WERKOPDRACHT ▸ Pak de tekst over het habitattype met Elzen-Essenbossen, Elzenbroekbossen en Wilgenbossen weer op en schrijf hem verder na de laatste zin.

FRAGMENT ▸
┏━━

Beschrijving:
Dit habitattype omvat Elzen-Essenbossen, Elzenbroekbossen en Wilgenbossen, die vooral voorkomen op alluviale bodems langs rivieren en beken en in moerassige depressies. Diverse subtypes, die elkaar soms overlappen, kunnen in Vlaanderen worden onderscheiden. De natuurstreefbeelden die in Vlaanderen onder dit habitatype vallen zijn:
- Bronbossen
- Valleibossen of Beekbegeleidende bossen
- Elzenbroekbossen met drie subtypes: Ruigt-Elzenbos, Matig voedselrijk broekbos en het Voedselarm broekbos
- Wilgenvloedbos of Zachthoutooibossen
heeft als karakteristieke soort
Apatura iris
heeft als karakteristieke soort
Limenitis camilla
heeft als karakteristieke soort
Salamandra salamandra
Natuurbeheer:
Het uitwendig beheer is voornamelijk gericht op het behoud van een goede kwaliteit van grond- en oppervlaktewater, natuurlijke grondwaterpeilen en een natuurlijke overstromingsdynamiek. Natuurtechnisch beheer in deze types kan bestaan uit nietsdoen-beheer of kleinschalig hakhoutbeheer.

┗━━

DATASETRECORDS ▸
┏━━

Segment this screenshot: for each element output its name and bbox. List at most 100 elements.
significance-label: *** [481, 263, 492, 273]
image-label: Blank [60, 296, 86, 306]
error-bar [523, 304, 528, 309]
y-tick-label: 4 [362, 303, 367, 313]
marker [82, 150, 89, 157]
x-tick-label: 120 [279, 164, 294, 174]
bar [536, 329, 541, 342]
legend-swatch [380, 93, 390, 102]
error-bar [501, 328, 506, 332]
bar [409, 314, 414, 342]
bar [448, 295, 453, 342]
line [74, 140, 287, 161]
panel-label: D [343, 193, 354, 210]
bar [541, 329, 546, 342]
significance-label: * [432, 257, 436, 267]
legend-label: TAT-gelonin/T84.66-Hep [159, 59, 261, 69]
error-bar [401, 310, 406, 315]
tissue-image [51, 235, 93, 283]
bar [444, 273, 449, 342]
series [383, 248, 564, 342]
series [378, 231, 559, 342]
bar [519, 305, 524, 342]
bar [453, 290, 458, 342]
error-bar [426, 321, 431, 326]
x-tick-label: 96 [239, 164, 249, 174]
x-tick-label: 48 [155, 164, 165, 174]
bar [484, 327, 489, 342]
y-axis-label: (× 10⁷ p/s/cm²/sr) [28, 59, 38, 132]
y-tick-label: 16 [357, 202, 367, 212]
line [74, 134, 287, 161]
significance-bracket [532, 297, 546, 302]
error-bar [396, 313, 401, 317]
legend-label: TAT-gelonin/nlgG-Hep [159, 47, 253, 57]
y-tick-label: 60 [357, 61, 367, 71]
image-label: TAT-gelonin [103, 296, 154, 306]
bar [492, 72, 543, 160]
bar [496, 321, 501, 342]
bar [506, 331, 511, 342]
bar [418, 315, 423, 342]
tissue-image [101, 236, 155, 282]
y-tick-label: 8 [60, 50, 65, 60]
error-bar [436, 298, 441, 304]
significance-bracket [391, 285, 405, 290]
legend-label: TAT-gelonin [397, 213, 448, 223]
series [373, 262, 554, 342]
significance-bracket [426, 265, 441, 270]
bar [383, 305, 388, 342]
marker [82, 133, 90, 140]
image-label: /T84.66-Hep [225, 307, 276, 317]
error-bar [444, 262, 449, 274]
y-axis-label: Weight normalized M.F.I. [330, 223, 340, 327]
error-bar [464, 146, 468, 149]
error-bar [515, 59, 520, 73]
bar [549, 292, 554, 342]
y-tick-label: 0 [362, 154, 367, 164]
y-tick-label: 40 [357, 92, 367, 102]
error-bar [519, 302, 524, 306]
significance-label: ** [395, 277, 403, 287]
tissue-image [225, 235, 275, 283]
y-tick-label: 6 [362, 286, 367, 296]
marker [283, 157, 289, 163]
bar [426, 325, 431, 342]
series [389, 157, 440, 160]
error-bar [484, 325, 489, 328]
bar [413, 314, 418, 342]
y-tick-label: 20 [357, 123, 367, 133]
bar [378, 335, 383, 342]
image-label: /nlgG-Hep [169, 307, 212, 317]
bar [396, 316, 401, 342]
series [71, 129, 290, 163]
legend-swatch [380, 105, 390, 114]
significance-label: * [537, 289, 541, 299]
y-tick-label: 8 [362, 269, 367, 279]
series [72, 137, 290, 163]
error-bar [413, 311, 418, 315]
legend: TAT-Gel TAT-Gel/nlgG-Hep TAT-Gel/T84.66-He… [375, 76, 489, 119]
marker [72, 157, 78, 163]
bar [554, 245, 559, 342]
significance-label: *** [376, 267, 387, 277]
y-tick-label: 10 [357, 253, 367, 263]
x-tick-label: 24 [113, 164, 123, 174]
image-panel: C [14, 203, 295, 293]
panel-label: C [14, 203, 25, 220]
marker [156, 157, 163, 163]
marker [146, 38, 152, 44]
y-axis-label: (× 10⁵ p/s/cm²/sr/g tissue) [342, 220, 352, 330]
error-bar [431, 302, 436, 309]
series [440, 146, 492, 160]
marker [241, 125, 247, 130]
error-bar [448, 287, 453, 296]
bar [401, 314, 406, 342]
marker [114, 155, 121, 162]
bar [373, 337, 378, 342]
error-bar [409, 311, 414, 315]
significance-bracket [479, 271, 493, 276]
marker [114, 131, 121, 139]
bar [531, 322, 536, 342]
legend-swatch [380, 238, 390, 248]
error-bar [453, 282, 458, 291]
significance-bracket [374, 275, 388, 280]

┗━━

SCHRIFTELIJK ANTWOORD ▸
Bedreigingen:
- Verruiging treedt op door verdroging (tengevolge van waterwinning, inpoldering, drainage of ontwatering) en door toevoer of overstromingen van water met slechte kwaliteit.
- Beekruimingen zorgen voor ophoging van oevers en verstoring van de hydrologie en bodem.
- Door rechttrekking, verbreding en oeverversteviging wordt de natuurlijke dynamiek van de waterloop gewijzigd, evenals door hydrologische wijzigingen in het bovenstrooms gebied (versnelde watertoevoer door verharding, verbeterde drainage, riooloverstorten e.d.).
- Versnippering.
- Gevoelig voor intensieve recreatie, maar voor doorsnee recreant weinig toegankelijk.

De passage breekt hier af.